--- begin Data for processing ---

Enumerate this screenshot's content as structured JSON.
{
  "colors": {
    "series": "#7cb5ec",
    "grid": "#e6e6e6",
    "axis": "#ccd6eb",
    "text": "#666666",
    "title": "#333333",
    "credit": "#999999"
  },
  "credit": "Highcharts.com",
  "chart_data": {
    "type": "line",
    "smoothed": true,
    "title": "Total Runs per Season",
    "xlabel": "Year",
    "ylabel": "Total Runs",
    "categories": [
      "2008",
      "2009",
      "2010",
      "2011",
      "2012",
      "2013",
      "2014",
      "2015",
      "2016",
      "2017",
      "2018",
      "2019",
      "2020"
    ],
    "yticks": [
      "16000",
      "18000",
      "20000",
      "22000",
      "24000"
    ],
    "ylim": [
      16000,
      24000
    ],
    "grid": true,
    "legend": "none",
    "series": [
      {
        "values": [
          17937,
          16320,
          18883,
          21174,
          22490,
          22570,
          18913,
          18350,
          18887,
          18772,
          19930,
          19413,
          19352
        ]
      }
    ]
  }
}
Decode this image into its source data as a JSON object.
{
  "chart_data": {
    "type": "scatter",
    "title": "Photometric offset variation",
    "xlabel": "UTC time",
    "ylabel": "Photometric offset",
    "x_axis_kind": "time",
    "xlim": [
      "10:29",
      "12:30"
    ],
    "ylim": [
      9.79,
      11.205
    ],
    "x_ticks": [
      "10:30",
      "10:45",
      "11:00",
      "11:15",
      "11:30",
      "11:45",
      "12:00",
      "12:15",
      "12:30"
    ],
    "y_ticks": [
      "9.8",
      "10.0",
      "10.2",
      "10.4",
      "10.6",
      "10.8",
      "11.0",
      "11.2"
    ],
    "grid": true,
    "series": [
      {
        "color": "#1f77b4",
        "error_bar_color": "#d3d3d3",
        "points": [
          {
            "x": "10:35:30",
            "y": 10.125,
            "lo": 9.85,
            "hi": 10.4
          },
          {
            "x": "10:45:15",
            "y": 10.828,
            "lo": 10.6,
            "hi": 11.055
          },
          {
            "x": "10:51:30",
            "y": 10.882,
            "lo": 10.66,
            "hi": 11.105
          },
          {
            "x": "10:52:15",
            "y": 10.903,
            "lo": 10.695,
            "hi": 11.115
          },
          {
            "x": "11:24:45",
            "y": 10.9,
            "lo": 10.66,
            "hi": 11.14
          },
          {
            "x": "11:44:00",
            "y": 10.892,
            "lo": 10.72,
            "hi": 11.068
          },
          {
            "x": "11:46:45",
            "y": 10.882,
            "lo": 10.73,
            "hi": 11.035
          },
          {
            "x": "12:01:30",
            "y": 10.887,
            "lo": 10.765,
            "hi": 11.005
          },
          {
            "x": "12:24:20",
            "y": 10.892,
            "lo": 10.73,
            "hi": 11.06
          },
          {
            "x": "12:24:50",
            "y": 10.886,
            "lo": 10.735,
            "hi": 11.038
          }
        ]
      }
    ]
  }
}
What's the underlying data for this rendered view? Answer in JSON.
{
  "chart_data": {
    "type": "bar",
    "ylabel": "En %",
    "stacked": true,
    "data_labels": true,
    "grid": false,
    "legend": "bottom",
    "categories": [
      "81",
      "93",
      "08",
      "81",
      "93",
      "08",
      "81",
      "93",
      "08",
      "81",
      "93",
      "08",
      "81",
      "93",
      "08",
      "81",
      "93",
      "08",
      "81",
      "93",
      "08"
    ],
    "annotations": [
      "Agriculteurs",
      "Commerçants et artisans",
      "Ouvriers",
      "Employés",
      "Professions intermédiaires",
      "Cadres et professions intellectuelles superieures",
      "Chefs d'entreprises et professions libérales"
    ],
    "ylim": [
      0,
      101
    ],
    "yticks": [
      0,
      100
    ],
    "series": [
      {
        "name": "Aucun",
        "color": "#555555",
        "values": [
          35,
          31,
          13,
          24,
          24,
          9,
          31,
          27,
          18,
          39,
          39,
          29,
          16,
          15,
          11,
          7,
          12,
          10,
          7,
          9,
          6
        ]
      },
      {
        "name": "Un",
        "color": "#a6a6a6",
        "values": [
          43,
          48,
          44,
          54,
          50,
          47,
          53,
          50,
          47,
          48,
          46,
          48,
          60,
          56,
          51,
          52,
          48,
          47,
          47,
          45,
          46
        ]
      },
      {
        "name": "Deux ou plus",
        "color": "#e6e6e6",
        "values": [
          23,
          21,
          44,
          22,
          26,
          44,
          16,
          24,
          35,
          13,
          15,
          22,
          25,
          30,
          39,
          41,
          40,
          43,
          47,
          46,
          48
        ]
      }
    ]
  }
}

--- end Data for processing ---

- **What you will do**
Find the lines containing "grid" and list every one of them.

- **Task result**
    "grid": "#e6e6e6",
    "grid": true,
    "grid": true,
    "grid": false,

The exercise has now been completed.